- [RECORD LIST]:

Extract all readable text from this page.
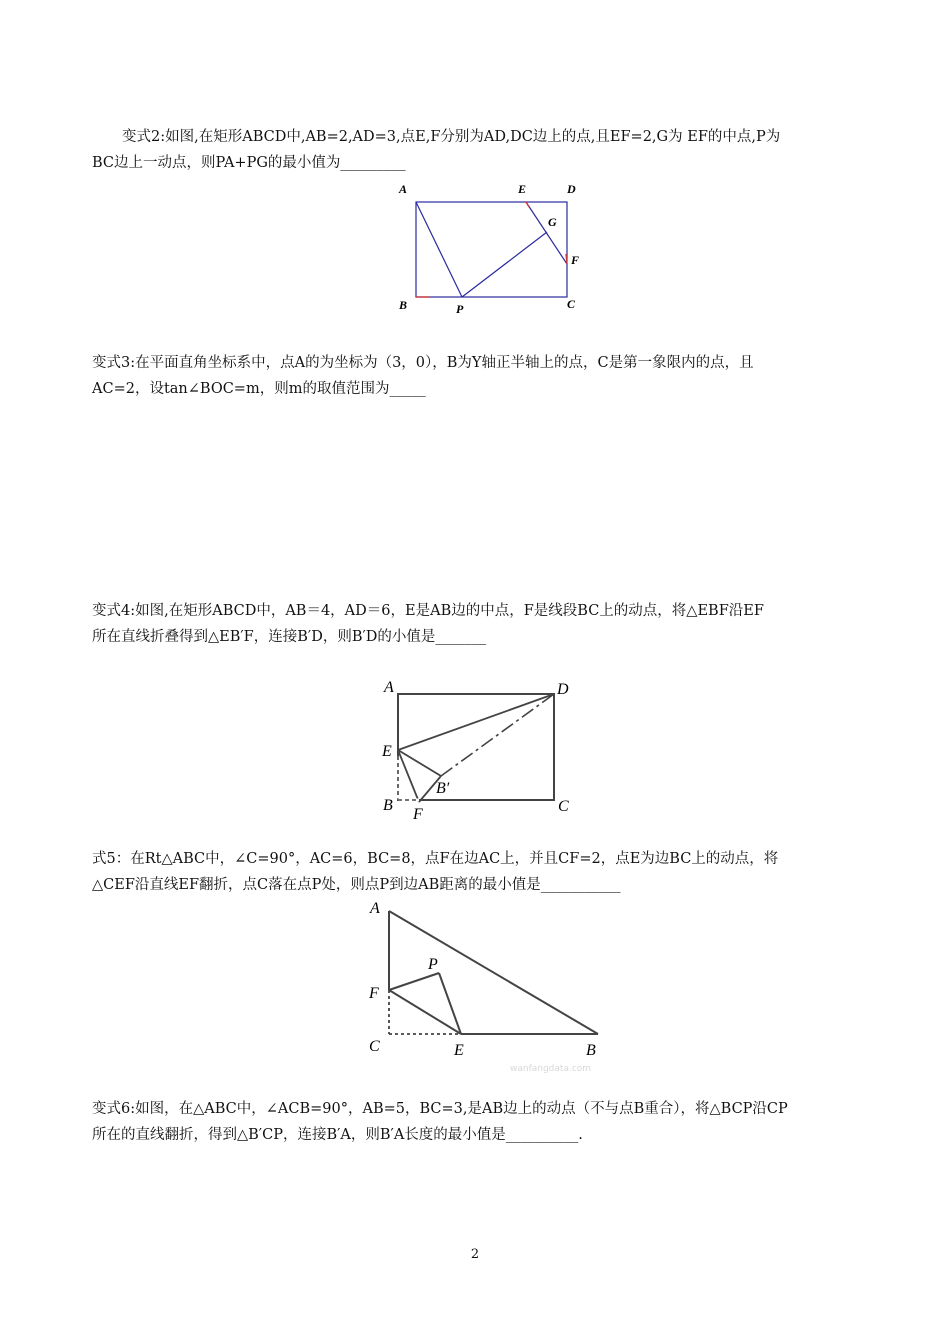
变式2:如图,在矩形ABCD中,AB=2,AD=3,点E,F分别为AD,DC边上的点,且EF=2,G为 EF的中点,P为

BC边上一动点，则PA+PG的最小值为_________

A	E	D
G
F
B	P	C

变式3:在平面直角坐标系中，点A的为坐标为（3，0），B为Y轴正半轴上的点，C是第一象限内的点，且

AC=2，设tan∠BOC=m，则m的取值范围为_____

变式4:如图,在矩形ABCD中，AB＝4，AD＝6，E是AB边的中点，F是线段BC上的动点，将△EBF沿EF

所在直线折叠得到△EB′F，连接B′D，则B′D的小值是_______

A	D
E
B
B′
F	C

式5：在Rt△ABC中，∠C=90°，AC=6，BC=8，点F在边AC上，并且CF=2，点E为边BC上的动点，将

△CEF沿直线EF翻折，点C落在点P处，则点P到边AB距离的最小值是___________

A
P
F
C	E	B
wanfangdata.com

变式6:如图，在△ABC中，∠ACB=90°，AB=5，BC=3,是AB边上的动点（不与点B重合），将△BCP沿CP

所在的直线翻折，得到△B′CP，连接B′A，则B′A长度的最小值是__________.

2
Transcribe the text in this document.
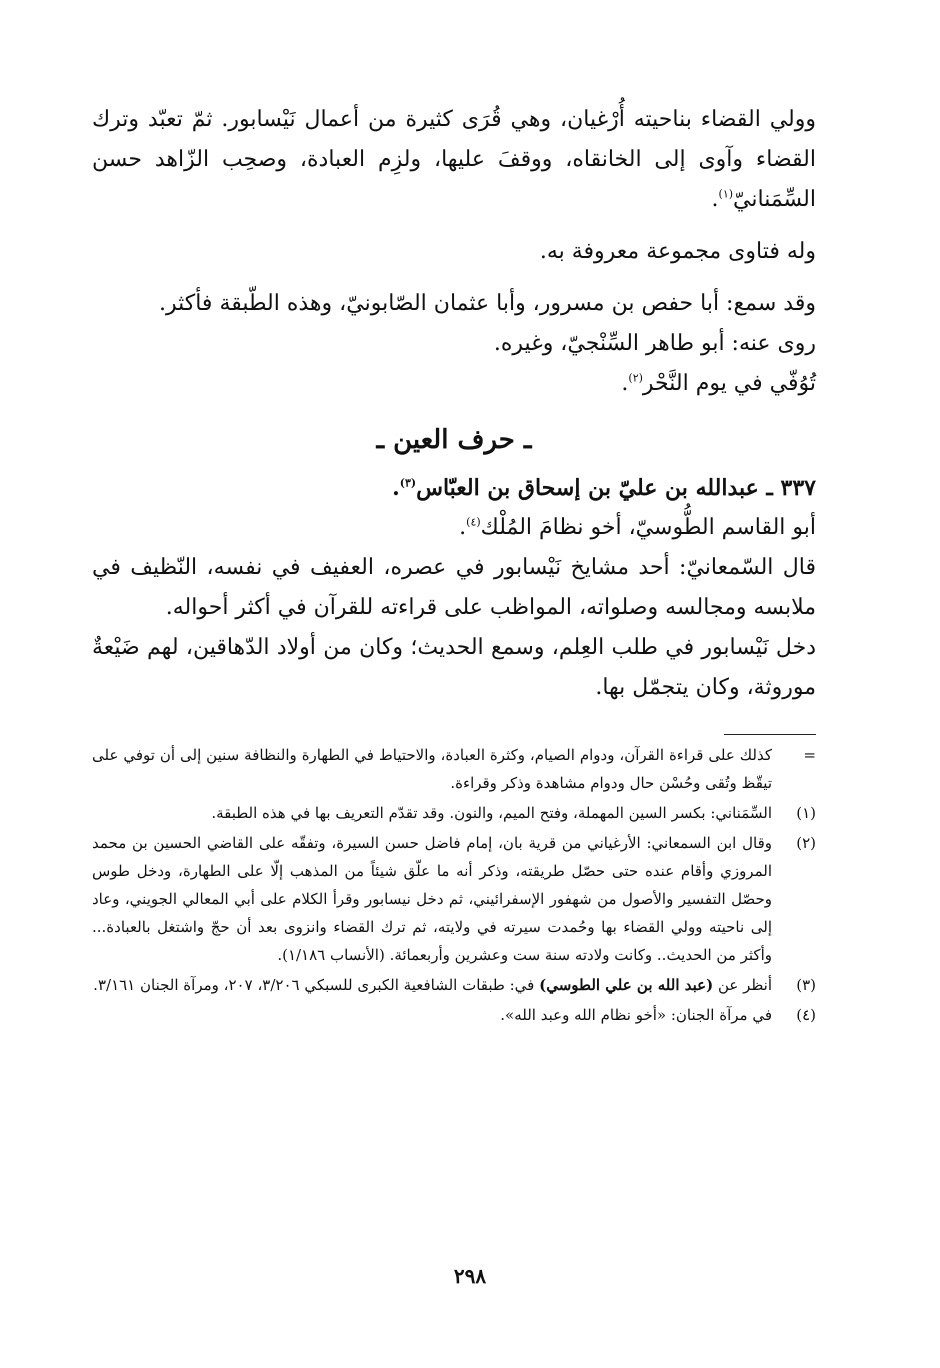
وولي القضاء بناحيته أُرْغيان، وهي قُرَى كثيرة من أعمال نَيْسابور. ثمّ تعبّد وترك القضاء وآوى إلى الخانقاه، ووقفَ عليها، ولزِم العبادة، وصحِب الزّاهد حسن السِّمَنانيّ$^{(١)}$.

وله فتاوى مجموعة معروفة به.

وقد سمع: أبا حفص بن مسرور، وأبا عثمان الصّابونيّ، وهذه الطّبقة فأكثر.

روى عنه: أبو طاهر السِّنْجيّ، وغيره.

تُوُفّي في يوم النَّحْر$^{(٢)}$.

ـ حرف العين ـ

٣٣٧ ـ عبدالله بن عليّ بن إسحاق بن العبّاس$^{(٣)}$.

أبو القاسم الطُّوسيّ، أخو نظامَ المُلْك$^{(٤)}$.

قال السّمعانيّ: أحد مشايخ نَيْسابور في عصره، العفيف في نفسه، النّظيف في ملابسه ومجالسه وصلواته، المواظب على قراءته للقرآن في أكثر أحواله.

دخل نَيْسابور في طلب العِلم، وسمع الحديث؛ وكان من أولاد الدّهاقين، لهم ضَيْعةٌ موروثة، وكان يتجمّل بها.

=
كذلك على قراءة القرآن، ودوام الصيام، وكثرة العبادة، والاحتياط في الطهارة والنظافة سنين إلى أن توفي على تيقّظ وتُقى وحُسْن حال ودوام مشاهدة وذكر وقراءة.
(١)
السِّمَناني: بكسر السين المهملة، وفتح الميم، والنون. وقد تقدّم التعريف بها في هذه الطبقة.
(٢)
وقال ابن السمعاني: الأرغياني من قرية بان، إمام فاضل حسن السيرة، وتفقّه على القاضي الحسين بن محمد المروزي وأقام عنده حتى حصّل طريقته، وذكر أنه ما علّق شيئاً من المذهب إلّا على الطهارة، ودخل طوس وحصّل التفسير والأصول من شهفور الإسفرائيني، ثم دخل نيسابور وقرأ الكلام على أبي المعالي الجويني، وعاد إلى ناحيته وولي القضاء بها وحُمدت سيرته في ولايته، ثم ترك القضاء وانزوى بعد أن حجّ واشتغل بالعبادة... وأكثر من الحديث.. وكانت ولادته سنة ست وعشرين وأربعمائة. (الأنساب ١/١٨٦).
(٣)
أنظر عن (عبد الله بن علي الطوسي) في: طبقات الشافعية الكبرى للسبكي ٣/٢٠٦، ٢٠٧، ومرآة الجنان ٣/١٦١.
(٤)
في مرآة الجنان: «أخو نظام الله وعبد الله».
٢٩٨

- [WRITTEN REQUEST]:
Write out every line from the entries where "وولي" appears.

- [RESULT]:
وولي القضاء بناحيته أُرْغيان، وهي قُرَى كثيرة من أعمال نَيْسابور. ثمّ تعبّد وترك القضاء وآوى إلى الخانقاه، ووقفَ عليها، ولزِم العبادة، وصحِب الزّاهد حسن السِّمَنانيّ$^{(١)}$.
وقال ابن السمعاني: الأرغياني من قرية بان، إمام فاضل حسن السيرة، وتفقّه على القاضي الحسين بن محمد المروزي وأقام عنده حتى حصّل طريقته، وذكر أنه ما علّق شيئاً من المذهب إلّا على الطهارة، ودخل طوس وحصّل التفسير والأصول من شهفور الإسفرائيني، ثم دخل نيسابور وقرأ الكلام على أبي المعالي الجويني، وعاد إلى ناحيته وولي القضاء بها وحُمدت سيرته في ولايته، ثم ترك القضاء وانزوى بعد أن حجّ واشتغل بالعبادة... وأكثر من الحديث.. وكانت ولادته سنة ست وعشرين وأربعمائة. (الأنساب ١/١٨٦).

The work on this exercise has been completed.